Nothing should be left out: output all of the entries exactly.

Records:
>> Begin

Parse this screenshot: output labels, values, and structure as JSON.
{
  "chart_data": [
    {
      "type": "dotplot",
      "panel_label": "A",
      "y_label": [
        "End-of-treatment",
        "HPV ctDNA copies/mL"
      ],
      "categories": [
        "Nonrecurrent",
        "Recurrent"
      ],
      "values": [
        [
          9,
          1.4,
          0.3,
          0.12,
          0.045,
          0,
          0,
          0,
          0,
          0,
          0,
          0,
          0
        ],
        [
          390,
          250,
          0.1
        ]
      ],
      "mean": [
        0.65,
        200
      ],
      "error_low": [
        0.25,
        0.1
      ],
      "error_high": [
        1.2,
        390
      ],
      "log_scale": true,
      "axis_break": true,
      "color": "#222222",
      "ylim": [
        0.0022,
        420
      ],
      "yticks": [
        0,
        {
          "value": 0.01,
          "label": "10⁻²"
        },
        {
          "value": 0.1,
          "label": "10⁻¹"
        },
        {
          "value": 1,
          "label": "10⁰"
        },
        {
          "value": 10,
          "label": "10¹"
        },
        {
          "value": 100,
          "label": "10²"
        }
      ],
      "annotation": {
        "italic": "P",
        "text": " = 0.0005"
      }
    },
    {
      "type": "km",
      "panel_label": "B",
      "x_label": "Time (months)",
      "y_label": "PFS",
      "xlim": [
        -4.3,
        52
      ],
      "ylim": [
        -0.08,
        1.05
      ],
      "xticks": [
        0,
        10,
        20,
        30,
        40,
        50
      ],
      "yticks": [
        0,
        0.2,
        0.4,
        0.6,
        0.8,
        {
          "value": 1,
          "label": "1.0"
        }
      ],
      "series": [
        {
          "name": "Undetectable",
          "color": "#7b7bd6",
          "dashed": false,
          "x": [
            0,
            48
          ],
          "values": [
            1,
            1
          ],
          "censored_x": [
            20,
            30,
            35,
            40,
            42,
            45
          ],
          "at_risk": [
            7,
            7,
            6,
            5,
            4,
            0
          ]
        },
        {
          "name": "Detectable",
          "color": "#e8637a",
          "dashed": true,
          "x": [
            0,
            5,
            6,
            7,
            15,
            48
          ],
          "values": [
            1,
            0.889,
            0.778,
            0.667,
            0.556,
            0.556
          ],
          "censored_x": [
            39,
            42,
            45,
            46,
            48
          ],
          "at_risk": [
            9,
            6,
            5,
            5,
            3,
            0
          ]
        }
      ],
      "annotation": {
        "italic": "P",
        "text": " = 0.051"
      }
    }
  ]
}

>> End

§ **TASK RESPONSE**
Parse this screenshot: output labels, values, and structure as JSON.
{
  "chart_data": [
    {
      "type": "dotplot",
      "panel_label": "A",
      "y_label": [
        "End-of-treatment",
        "HPV ctDNA copies/mL"
      ],
      "categories": [
        "Nonrecurrent",
        "Recurrent"
      ],
      "values": [
        [
          9,
          1.4,
          0.3,
          0.12,
          0.045,
          0,
          0,
          0,
          0,
          0,
          0,
          0,
          0
        ],
        [
          390,
          250,
          0.1
        ]
      ],
      "mean": [
        0.65,
        200
      ],
      "error_low": [
        0.25,
        0.1
      ],
      "error_high": [
        1.2,
        390
      ],
      "log_scale": true,
      "axis_break": true,
      "color": "#222222",
      "ylim": [
        0.0022,
        420
      ],
      "yticks": [
        0,
        {
          "value": 0.01,
          "label": "10⁻²"
        },
        {
          "value": 0.1,
          "label": "10⁻¹"
        },
        {
          "value": 1,
          "label": "10⁰"
        },
        {
          "value": 10,
          "label": "10¹"
        },
        {
          "value": 100,
          "label": "10²"
        }
      ],
      "annotation": {
        "italic": "P",
        "text": " = 0.0005"
      }
    },
    {
      "type": "km",
      "panel_label": "B",
      "x_label": "Time (months)",
      "y_label": "PFS",
      "xlim": [
        -4.3,
        52
      ],
      "ylim": [
        -0.08,
        1.05
      ],
      "xticks": [
        0,
        10,
        20,
        30,
        40,
        50
      ],
      "yticks": [
        0,
        0.2,
        0.4,
        0.6,
        0.8,
        {
          "value": 1,
          "label": "1.0"
        }
      ],
      "series": [
        {
          "name": "Undetectable",
          "color": "#7b7bd6",
          "dashed": false,
          "x": [
            0,
            48
          ],
          "values": [
            1,
            1
          ],
          "censored_x": [
            20,
            30,
            35,
            40,
            42,
            45
          ],
          "at_risk": [
            7,
            7,
            6,
            5,
            4,
            0
          ]
        },
        {
          "name": "Detectable",
          "color": "#e8637a",
          "dashed": true,
          "x": [
            0,
            5,
            6,
            7,
            15,
            48
          ],
          "values": [
            1,
            0.889,
            0.778,
            0.667,
            0.556,
            0.556
          ],
          "censored_x": [
            39,
            42,
            45,
            46,
            48
          ],
          "at_risk": [
            9,
            6,
            5,
            5,
            3,
            0
          ]
        }
      ],
      "annotation": {
        "italic": "P",
        "text": " = 0.051"
      }
    }
  ]
}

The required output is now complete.